[Dataset items]
++++++++++
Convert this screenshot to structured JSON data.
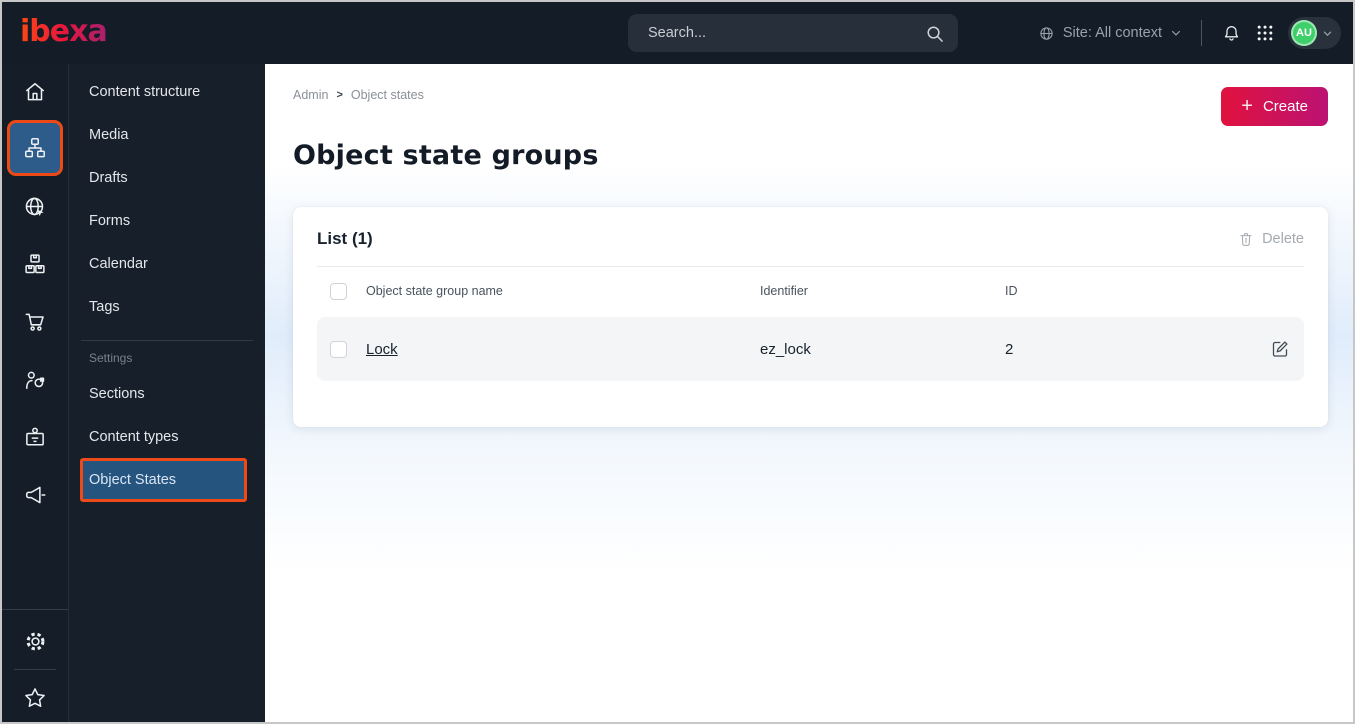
{
  "topbar": {
    "logo_text": "ibexa",
    "search_placeholder": "Search...",
    "site_context_label": "Site: All context",
    "avatar_initials": "AU"
  },
  "sidebar_icons": [
    {
      "name": "home",
      "active": false
    },
    {
      "name": "content-structure",
      "active": true
    },
    {
      "name": "site",
      "active": false
    },
    {
      "name": "product-catalog",
      "active": false
    },
    {
      "name": "commerce",
      "active": false
    },
    {
      "name": "personalization",
      "active": false
    },
    {
      "name": "customer-portal",
      "active": false
    },
    {
      "name": "marketing",
      "active": false
    },
    {
      "name": "settings",
      "active": false
    },
    {
      "name": "bookmarks",
      "active": false
    }
  ],
  "menu": {
    "items": [
      "Content structure",
      "Media",
      "Drafts",
      "Forms",
      "Calendar",
      "Tags"
    ],
    "section_label": "Settings",
    "settings_items": [
      "Sections",
      "Content types",
      "Object States"
    ],
    "active_item": "Object States"
  },
  "main": {
    "breadcrumb": {
      "root": "Admin",
      "separator": ">",
      "current": "Object states"
    },
    "page_title": "Object state groups",
    "create_button_label": "Create",
    "list_card": {
      "title": "List (1)",
      "delete_label": "Delete",
      "columns": [
        "Object state group name",
        "Identifier",
        "ID"
      ],
      "rows": [
        {
          "name": "Lock",
          "identifier": "ez_lock",
          "id": "2"
        }
      ]
    }
  },
  "colors": {
    "topbar_bg": "#141d27",
    "sidebar_bg": "#151e28",
    "active_highlight_bg": "#2d5c8a",
    "annotation_border": "#ed4a17",
    "create_gradient_start": "#e0123e",
    "create_gradient_end": "#bc1273",
    "avatar_green": "#3ece6a",
    "row_bg": "#f4f5f7"
  }
}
++++++++++
[What to produce]: Repeat each entry exactly as given; no pictures belong in the copy.

[Solution to this task]:
Convert this screenshot to structured JSON data.
{
  "topbar": {
    "logo_text": "ibexa",
    "search_placeholder": "Search...",
    "site_context_label": "Site: All context",
    "avatar_initials": "AU"
  },
  "sidebar_icons": [
    {
      "name": "home",
      "active": false
    },
    {
      "name": "content-structure",
      "active": true
    },
    {
      "name": "site",
      "active": false
    },
    {
      "name": "product-catalog",
      "active": false
    },
    {
      "name": "commerce",
      "active": false
    },
    {
      "name": "personalization",
      "active": false
    },
    {
      "name": "customer-portal",
      "active": false
    },
    {
      "name": "marketing",
      "active": false
    },
    {
      "name": "settings",
      "active": false
    },
    {
      "name": "bookmarks",
      "active": false
    }
  ],
  "menu": {
    "items": [
      "Content structure",
      "Media",
      "Drafts",
      "Forms",
      "Calendar",
      "Tags"
    ],
    "section_label": "Settings",
    "settings_items": [
      "Sections",
      "Content types",
      "Object States"
    ],
    "active_item": "Object States"
  },
  "main": {
    "breadcrumb": {
      "root": "Admin",
      "separator": ">",
      "current": "Object states"
    },
    "page_title": "Object state groups",
    "create_button_label": "Create",
    "list_card": {
      "title": "List (1)",
      "delete_label": "Delete",
      "columns": [
        "Object state group name",
        "Identifier",
        "ID"
      ],
      "rows": [
        {
          "name": "Lock",
          "identifier": "ez_lock",
          "id": "2"
        }
      ]
    }
  },
  "colors": {
    "topbar_bg": "#141d27",
    "sidebar_bg": "#151e28",
    "active_highlight_bg": "#2d5c8a",
    "annotation_border": "#ed4a17",
    "create_gradient_start": "#e0123e",
    "create_gradient_end": "#bc1273",
    "avatar_green": "#3ece6a",
    "row_bg": "#f4f5f7"
  }
}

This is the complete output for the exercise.